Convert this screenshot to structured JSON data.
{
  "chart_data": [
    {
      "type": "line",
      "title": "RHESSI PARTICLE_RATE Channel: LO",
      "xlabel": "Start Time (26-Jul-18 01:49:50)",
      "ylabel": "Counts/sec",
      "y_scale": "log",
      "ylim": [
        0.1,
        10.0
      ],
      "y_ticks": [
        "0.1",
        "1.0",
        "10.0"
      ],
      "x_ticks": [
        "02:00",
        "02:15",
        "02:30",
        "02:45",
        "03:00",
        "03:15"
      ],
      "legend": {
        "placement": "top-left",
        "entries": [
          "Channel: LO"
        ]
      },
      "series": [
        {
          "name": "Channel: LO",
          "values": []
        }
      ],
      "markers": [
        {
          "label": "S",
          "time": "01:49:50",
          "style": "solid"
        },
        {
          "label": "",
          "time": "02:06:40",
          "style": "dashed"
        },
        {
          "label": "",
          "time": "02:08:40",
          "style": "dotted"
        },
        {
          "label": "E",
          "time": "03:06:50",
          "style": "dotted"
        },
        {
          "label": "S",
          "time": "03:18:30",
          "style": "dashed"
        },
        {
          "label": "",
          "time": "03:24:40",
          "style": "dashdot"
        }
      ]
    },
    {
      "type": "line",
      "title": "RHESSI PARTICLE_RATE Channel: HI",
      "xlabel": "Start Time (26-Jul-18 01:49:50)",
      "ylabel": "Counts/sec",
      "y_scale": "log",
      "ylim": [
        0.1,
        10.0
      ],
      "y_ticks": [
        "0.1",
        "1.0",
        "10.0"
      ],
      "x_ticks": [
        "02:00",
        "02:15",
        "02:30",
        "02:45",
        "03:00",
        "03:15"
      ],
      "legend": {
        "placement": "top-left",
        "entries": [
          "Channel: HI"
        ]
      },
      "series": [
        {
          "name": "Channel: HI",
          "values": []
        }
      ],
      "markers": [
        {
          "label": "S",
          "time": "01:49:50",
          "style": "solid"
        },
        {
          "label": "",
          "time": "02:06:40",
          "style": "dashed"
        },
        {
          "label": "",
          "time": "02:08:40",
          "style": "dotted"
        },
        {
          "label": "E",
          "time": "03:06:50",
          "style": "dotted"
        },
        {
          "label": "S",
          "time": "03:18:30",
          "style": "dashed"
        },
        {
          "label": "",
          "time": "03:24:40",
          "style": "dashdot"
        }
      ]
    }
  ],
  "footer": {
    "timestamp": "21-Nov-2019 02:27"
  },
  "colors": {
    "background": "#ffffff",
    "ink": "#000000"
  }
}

Problem description: Copy out every line of the data that includes "RHESSI".

Answer for the task:
      "title": "RHESSI PARTICLE_RATE Channel: LO",
      "title": "RHESSI PARTICLE_RATE Channel: HI",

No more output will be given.